== WHAT TO PRODUCE ==
Tell me how many lines hold "Read", please, using only the number.

Data entries

════════

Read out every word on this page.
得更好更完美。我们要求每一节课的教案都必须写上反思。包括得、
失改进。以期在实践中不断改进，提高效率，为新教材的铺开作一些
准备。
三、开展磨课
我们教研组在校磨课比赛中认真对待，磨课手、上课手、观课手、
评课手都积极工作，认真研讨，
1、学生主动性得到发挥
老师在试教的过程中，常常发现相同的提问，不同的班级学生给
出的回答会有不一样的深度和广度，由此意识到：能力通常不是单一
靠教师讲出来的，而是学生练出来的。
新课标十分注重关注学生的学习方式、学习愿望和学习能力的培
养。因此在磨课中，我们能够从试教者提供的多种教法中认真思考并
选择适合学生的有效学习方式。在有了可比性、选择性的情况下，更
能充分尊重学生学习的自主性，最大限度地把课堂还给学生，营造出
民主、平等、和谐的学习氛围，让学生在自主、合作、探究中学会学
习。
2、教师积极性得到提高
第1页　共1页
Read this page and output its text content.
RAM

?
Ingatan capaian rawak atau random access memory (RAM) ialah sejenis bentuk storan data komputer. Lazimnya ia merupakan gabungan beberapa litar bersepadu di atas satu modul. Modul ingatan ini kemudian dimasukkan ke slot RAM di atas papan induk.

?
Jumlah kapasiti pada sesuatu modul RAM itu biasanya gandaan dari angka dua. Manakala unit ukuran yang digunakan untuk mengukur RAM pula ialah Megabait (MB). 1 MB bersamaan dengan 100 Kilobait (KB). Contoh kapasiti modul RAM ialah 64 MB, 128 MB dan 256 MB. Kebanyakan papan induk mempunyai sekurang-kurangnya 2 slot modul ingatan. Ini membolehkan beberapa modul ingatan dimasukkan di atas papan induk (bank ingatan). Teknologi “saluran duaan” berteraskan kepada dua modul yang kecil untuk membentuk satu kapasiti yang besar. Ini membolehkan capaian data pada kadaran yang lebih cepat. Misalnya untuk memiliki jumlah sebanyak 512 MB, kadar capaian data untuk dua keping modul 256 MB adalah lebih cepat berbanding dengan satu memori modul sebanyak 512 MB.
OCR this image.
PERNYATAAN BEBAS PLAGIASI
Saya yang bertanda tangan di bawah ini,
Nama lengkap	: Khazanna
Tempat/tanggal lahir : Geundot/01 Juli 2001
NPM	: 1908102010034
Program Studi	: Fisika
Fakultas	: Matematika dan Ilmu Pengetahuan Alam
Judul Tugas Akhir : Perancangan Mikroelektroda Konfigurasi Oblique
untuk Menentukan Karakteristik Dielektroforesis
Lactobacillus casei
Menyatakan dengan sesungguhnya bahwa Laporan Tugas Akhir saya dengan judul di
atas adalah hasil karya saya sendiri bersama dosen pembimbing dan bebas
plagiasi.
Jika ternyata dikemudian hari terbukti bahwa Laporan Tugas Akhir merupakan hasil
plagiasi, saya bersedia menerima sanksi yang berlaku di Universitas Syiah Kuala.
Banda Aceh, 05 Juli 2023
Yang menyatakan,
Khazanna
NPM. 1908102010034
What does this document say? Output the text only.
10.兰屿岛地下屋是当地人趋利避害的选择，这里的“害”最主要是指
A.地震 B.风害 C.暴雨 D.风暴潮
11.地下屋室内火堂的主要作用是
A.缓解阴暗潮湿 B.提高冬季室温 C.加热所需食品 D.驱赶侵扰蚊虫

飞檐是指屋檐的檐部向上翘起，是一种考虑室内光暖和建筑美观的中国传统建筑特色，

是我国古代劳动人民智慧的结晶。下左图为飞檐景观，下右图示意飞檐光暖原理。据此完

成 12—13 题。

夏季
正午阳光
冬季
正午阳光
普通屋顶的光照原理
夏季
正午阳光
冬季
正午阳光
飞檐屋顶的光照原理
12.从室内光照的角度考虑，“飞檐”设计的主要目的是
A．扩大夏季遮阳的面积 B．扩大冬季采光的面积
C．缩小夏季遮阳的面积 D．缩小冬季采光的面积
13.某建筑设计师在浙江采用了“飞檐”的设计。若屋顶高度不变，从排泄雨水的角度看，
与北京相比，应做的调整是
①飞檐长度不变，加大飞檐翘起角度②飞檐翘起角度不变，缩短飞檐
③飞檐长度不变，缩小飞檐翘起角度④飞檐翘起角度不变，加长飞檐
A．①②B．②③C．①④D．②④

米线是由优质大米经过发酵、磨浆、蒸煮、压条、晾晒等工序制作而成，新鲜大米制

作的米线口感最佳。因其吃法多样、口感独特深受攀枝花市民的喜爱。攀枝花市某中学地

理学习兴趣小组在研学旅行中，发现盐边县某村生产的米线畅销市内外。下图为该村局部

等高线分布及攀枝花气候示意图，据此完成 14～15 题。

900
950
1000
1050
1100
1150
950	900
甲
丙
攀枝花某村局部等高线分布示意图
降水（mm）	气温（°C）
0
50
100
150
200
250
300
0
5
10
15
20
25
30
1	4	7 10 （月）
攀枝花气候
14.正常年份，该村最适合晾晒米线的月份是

════════

== OUTPUT ==
2